* GIVEN PROBLEM: Check each line of the data below for the word "TradingView", then extract the ones that have it.

>> begin

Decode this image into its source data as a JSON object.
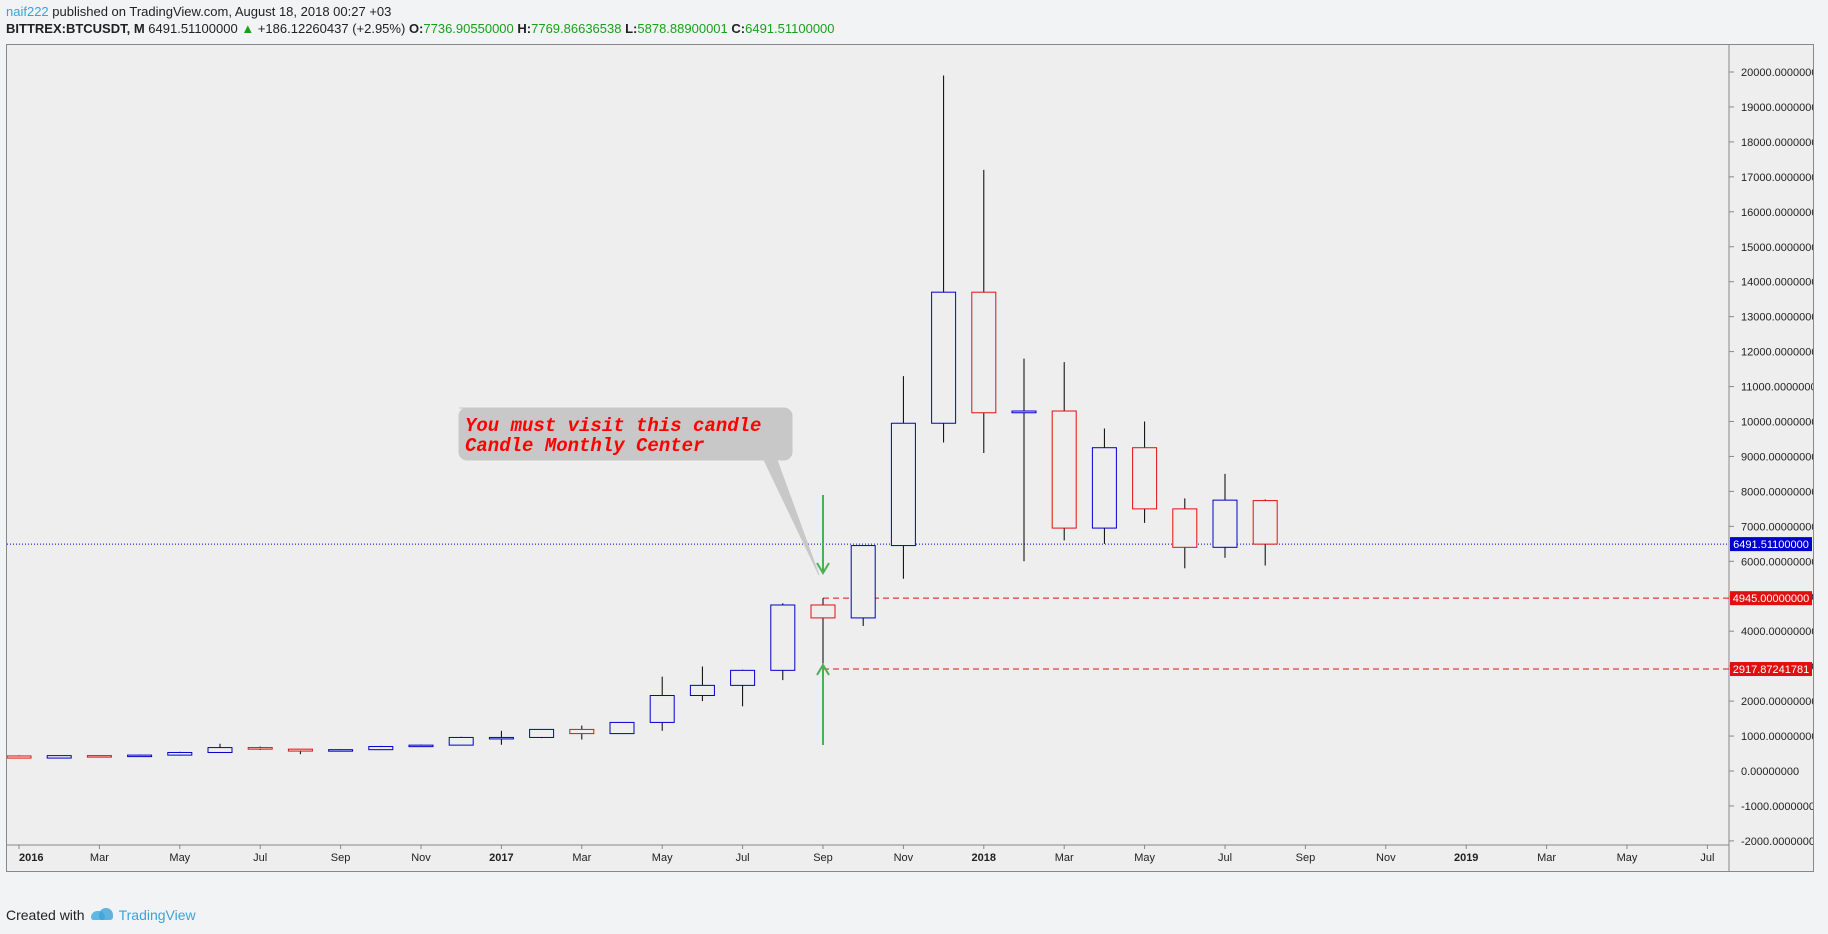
{
  "header": {
    "user": "naif222",
    "published": " published on TradingView.com, August 18, 2018 00:27 +03",
    "symbol": "BITTREX:BTCUSDT, M",
    "last": "6491.51100000",
    "up_arrow": "▲",
    "change": "+186.12260437 (+2.95%)",
    "o_label": "O:",
    "o_value": "7736.90550000",
    "h_label": "H:",
    "h_value": "7769.86636538",
    "l_label": "L:",
    "l_value": "5878.88900001",
    "c_label": "C:",
    "c_value": "6491.51100000"
  },
  "footer": {
    "created_with": "Created with",
    "brand": "TradingView"
  },
  "colors": {
    "up": "#0000cc",
    "down": "#e01010",
    "arrow": "#4caf50",
    "price_line": "#0000cc",
    "level": "#e01010"
  },
  "chart_data": {
    "type": "candlestick",
    "ylim": [
      -2500,
      21000
    ],
    "y_ticks": [
      20000,
      19000,
      18000,
      17000,
      16000,
      15000,
      14000,
      13000,
      12000,
      11000,
      10000,
      9000,
      8000,
      7000,
      6000,
      5000,
      4000,
      3000,
      2000,
      1000,
      0,
      -1000,
      -2000
    ],
    "x_labels": [
      "2016",
      "Mar",
      "May",
      "Jul",
      "Sep",
      "Nov",
      "2017",
      "Mar",
      "May",
      "Jul",
      "Sep",
      "Nov",
      "2018",
      "Mar",
      "May",
      "Jul",
      "Sep",
      "Nov",
      "2019",
      "Mar",
      "May",
      "Jul"
    ],
    "x_label_bold": [
      "2016",
      "2017",
      "2018",
      "2019"
    ],
    "candles": [
      {
        "d": "2016-01",
        "o": 430,
        "h": 450,
        "l": 360,
        "c": 370
      },
      {
        "d": "2016-02",
        "o": 370,
        "h": 440,
        "l": 360,
        "c": 440
      },
      {
        "d": "2016-03",
        "o": 440,
        "h": 450,
        "l": 400,
        "c": 415
      },
      {
        "d": "2016-04",
        "o": 415,
        "h": 470,
        "l": 410,
        "c": 455
      },
      {
        "d": "2016-05",
        "o": 455,
        "h": 550,
        "l": 440,
        "c": 530
      },
      {
        "d": "2016-06",
        "o": 530,
        "h": 780,
        "l": 520,
        "c": 670
      },
      {
        "d": "2016-07",
        "o": 670,
        "h": 700,
        "l": 600,
        "c": 625
      },
      {
        "d": "2016-08",
        "o": 625,
        "h": 630,
        "l": 480,
        "c": 570
      },
      {
        "d": "2016-09",
        "o": 570,
        "h": 620,
        "l": 560,
        "c": 610
      },
      {
        "d": "2016-10",
        "o": 610,
        "h": 720,
        "l": 600,
        "c": 700
      },
      {
        "d": "2016-11",
        "o": 700,
        "h": 760,
        "l": 690,
        "c": 740
      },
      {
        "d": "2016-12",
        "o": 740,
        "h": 980,
        "l": 730,
        "c": 960
      },
      {
        "d": "2017-01",
        "o": 960,
        "h": 1150,
        "l": 750,
        "c": 960
      },
      {
        "d": "2017-02",
        "o": 960,
        "h": 1200,
        "l": 940,
        "c": 1190
      },
      {
        "d": "2017-03",
        "o": 1190,
        "h": 1300,
        "l": 900,
        "c": 1070
      },
      {
        "d": "2017-04",
        "o": 1070,
        "h": 1400,
        "l": 1060,
        "c": 1390
      },
      {
        "d": "2017-05",
        "o": 1390,
        "h": 2700,
        "l": 1150,
        "c": 2160
      },
      {
        "d": "2017-06",
        "o": 2160,
        "h": 2990,
        "l": 2000,
        "c": 2450
      },
      {
        "d": "2017-07",
        "o": 2450,
        "h": 2900,
        "l": 1850,
        "c": 2880
      },
      {
        "d": "2017-08",
        "o": 2880,
        "h": 4800,
        "l": 2600,
        "c": 4750
      },
      {
        "d": "2017-09",
        "o": 4750,
        "h": 4945,
        "l": 2917.87,
        "c": 4380
      },
      {
        "d": "2017-10",
        "o": 4380,
        "h": 6450,
        "l": 4150,
        "c": 6450
      },
      {
        "d": "2017-11",
        "o": 6450,
        "h": 11300,
        "l": 5500,
        "c": 9950
      },
      {
        "d": "2017-12",
        "o": 9950,
        "h": 19900,
        "l": 9400,
        "c": 13700
      },
      {
        "d": "2018-01",
        "o": 13700,
        "h": 17200,
        "l": 9100,
        "c": 10250
      },
      {
        "d": "2018-02",
        "o": 10250,
        "h": 11800,
        "l": 6000,
        "c": 10300
      },
      {
        "d": "2018-03",
        "o": 10300,
        "h": 11700,
        "l": 6600,
        "c": 6950
      },
      {
        "d": "2018-04",
        "o": 6950,
        "h": 9800,
        "l": 6500,
        "c": 9250
      },
      {
        "d": "2018-05",
        "o": 9250,
        "h": 10000,
        "l": 7100,
        "c": 7500
      },
      {
        "d": "2018-06",
        "o": 7500,
        "h": 7800,
        "l": 5800,
        "c": 6400
      },
      {
        "d": "2018-07",
        "o": 6400,
        "h": 8500,
        "l": 6100,
        "c": 7750
      },
      {
        "d": "2018-08",
        "o": 7736.9055,
        "h": 7769.86636538,
        "l": 5878.88900001,
        "c": 6491.511
      }
    ],
    "price_line": {
      "value": 6491.511,
      "label": "6491.51100000"
    },
    "levels": [
      {
        "value": 4945,
        "label": "4945.00000000"
      },
      {
        "value": 2917.87241781,
        "label": "2917.87241781"
      }
    ],
    "annotation": {
      "text": [
        "You must visit this candle",
        "Candle Monthly Center"
      ]
    }
  }
}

>> end

* WRITTEN ANSWER:
    "published": " published on TradingView.com, August 18, 2018 00:27 +03",
    "brand": "TradingView"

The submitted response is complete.